**Data in this exercise**

========

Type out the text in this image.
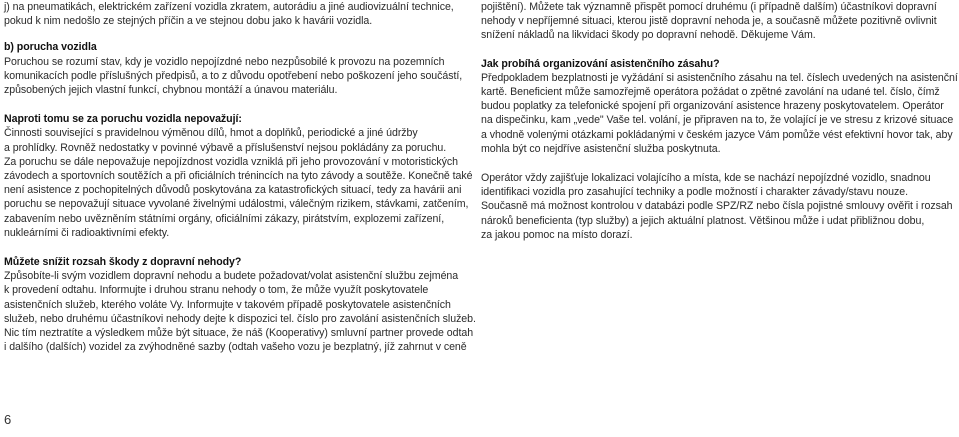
j) na pneumatikách, elektrickém zařízení vozidla zkratem, autorádiu a jiné audiovizuální technice,
pokud k nim nedošlo ze stejných příčin a ve stejnou dobu jako k havárii vozidla.
b) porucha vozidla
Poruchou se rozumí stav, kdy je vozidlo nepojízdné nebo nezpůsobilé k provozu na pozemních
komunikacích podle příslušných předpisů, a to z důvodu opotřebení nebo poškození jeho součástí,
způsobených jejich vlastní funkcí, chybnou montáží a únavou materiálu.
Naproti tomu se za poruchu vozidla nepovažují:
Činnosti související s pravidelnou výměnou dílů, hmot a doplňků, periodické a jiné údržby
a prohlídky. Rovněž nedostatky v povinné výbavě a příslušenství nejsou pokládány za poruchu.
Za poruchu se dále nepovažuje nepojízdnost vozidla vzniklá při jeho provozování v motoristických
závodech a sportovních soutěžích a při oficiálních trénincích na tyto závody a soutěže. Konečně také
není asistence z pochopitelných důvodů poskytována za katastrofických situací, tedy za havárii ani
poruchu se nepovažují situace vyvolané živelnými událostmi, válečným rizikem, stávkami, zatčením,
zabavením nebo uvězněním státními orgány, oficiálními zákazy, pirátstvím, explozemi zařízení,
nukleárními či radioaktivními efekty.
Můžete snížit rozsah škody z dopravní nehody?
Způsobíte-li svým vozidlem dopravní nehodu a budete požadovat/volat asistenční službu zejména
k provedení odtahu. Informujte i druhou stranu nehody o tom, že může využít poskytovatele
asistenčních služeb, kterého voláte Vy. Informujte v takovém případě poskytovatele asistenčních
služeb, nebo druhému účastníkovi nehody dejte k dispozici tel. číslo pro zavolání asistenčních služeb.
Nic tím neztratíte a výsledkem může být situace, že náš (Kooperativy) smluvní partner provede odtah
i dalšího (dalších) vozidel za zvýhodněné sazby (odtah vašeho vozu je bezplatný, jíž zahrnut v ceně
pojištění). Můžete tak významně přispět pomocí druhému (i případně dalším) účastníkovi dopravní
nehody v nepříjemné situaci, kterou jistě dopravní nehoda je, a současně můžete pozitivně ovlivnit
snížení nákladů na likvidaci škody po dopravní nehodě. Děkujeme Vám.
Jak probíhá organizování asistenčního zásahu?
Předpokladem bezplatnosti je vyžádání si asistenčního zásahu na tel. číslech uvedených na asistenční
kartě. Beneficient může samozřejmě operátora požádat o zpětné zavolání na udané tel. číslo, čímž
budou poplatky za telefonické spojení při organizování asistence hrazeny poskytovatelem. Operátor
na dispečinku, kam „vede" Vaše tel. volání, je připraven na to, že volající je ve stresu z krizové situace
a vhodně volenými otázkami pokládanými v českém jazyce Vám pomůže vést efektivní hovor tak, aby
mohla být co nejdříve asistenční služba poskytnuta.
Operátor vždy zajišťuje lokalizaci volajícího a místa, kde se nachází nepojízdné vozidlo, snadnou
identifikaci vozidla pro zasahující techniky a podle možností i charakter závady/stavu nouze.
Současně má možnost kontrolou v databázi podle SPZ/RZ nebo čísla pojistné smlouvy ověřit i rozsah
nároků beneficienta (typ služby) a jejich aktuální platnost. Většinou může i udat přibližnou dobu,
za jakou pomoc na místo dorazí.
6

========

**Work to do**
Every record is to be reproduced exactly, with no pictures included.

**Answer for the task**
Type out the text in this image.
j) na pneumatikách, elektrickém zařízení vozidla zkratem, autorádiu a jiné audiovizuální technice,
pokud k nim nedošlo ze stejných příčin a ve stejnou dobu jako k havárii vozidla.
b) porucha vozidla
Poruchou se rozumí stav, kdy je vozidlo nepojízdné nebo nezpůsobilé k provozu na pozemních
komunikacích podle příslušných předpisů, a to z důvodu opotřebení nebo poškození jeho součástí,
způsobených jejich vlastní funkcí, chybnou montáží a únavou materiálu.
Naproti tomu se za poruchu vozidla nepovažují:
Činnosti související s pravidelnou výměnou dílů, hmot a doplňků, periodické a jiné údržby
a prohlídky. Rovněž nedostatky v povinné výbavě a příslušenství nejsou pokládány za poruchu.
Za poruchu se dále nepovažuje nepojízdnost vozidla vzniklá při jeho provozování v motoristických
závodech a sportovních soutěžích a při oficiálních trénincích na tyto závody a soutěže. Konečně také
není asistence z pochopitelných důvodů poskytována za katastrofických situací, tedy za havárii ani
poruchu se nepovažují situace vyvolané živelnými událostmi, válečným rizikem, stávkami, zatčením,
zabavením nebo uvězněním státními orgány, oficiálními zákazy, pirátstvím, explozemi zařízení,
nukleárními či radioaktivními efekty.
Můžete snížit rozsah škody z dopravní nehody?
Způsobíte-li svým vozidlem dopravní nehodu a budete požadovat/volat asistenční službu zejména
k provedení odtahu. Informujte i druhou stranu nehody o tom, že může využít poskytovatele
asistenčních služeb, kterého voláte Vy. Informujte v takovém případě poskytovatele asistenčních
služeb, nebo druhému účastníkovi nehody dejte k dispozici tel. číslo pro zavolání asistenčních služeb.
Nic tím neztratíte a výsledkem může být situace, že náš (Kooperativy) smluvní partner provede odtah
i dalšího (dalších) vozidel za zvýhodněné sazby (odtah vašeho vozu je bezplatný, jíž zahrnut v ceně
pojištění). Můžete tak významně přispět pomocí druhému (i případně dalším) účastníkovi dopravní
nehody v nepříjemné situaci, kterou jistě dopravní nehoda je, a současně můžete pozitivně ovlivnit
snížení nákladů na likvidaci škody po dopravní nehodě. Děkujeme Vám.
Jak probíhá organizování asistenčního zásahu?
Předpokladem bezplatnosti je vyžádání si asistenčního zásahu na tel. číslech uvedených na asistenční
kartě. Beneficient může samozřejmě operátora požádat o zpětné zavolání na udané tel. číslo, čímž
budou poplatky za telefonické spojení při organizování asistence hrazeny poskytovatelem. Operátor
na dispečinku, kam „vede" Vaše tel. volání, je připraven na to, že volající je ve stresu z krizové situace
a vhodně volenými otázkami pokládanými v českém jazyce Vám pomůže vést efektivní hovor tak, aby
mohla být co nejdříve asistenční služba poskytnuta.
Operátor vždy zajišťuje lokalizaci volajícího a místa, kde se nachází nepojízdné vozidlo, snadnou
identifikaci vozidla pro zasahující techniky a podle možností i charakter závady/stavu nouze.
Současně má možnost kontrolou v databázi podle SPZ/RZ nebo čísla pojistné smlouvy ověřit i rozsah
nároků beneficienta (typ služby) a jejich aktuální platnost. Většinou může i udat přibližnou dobu,
za jakou pomoc na místo dorazí.
6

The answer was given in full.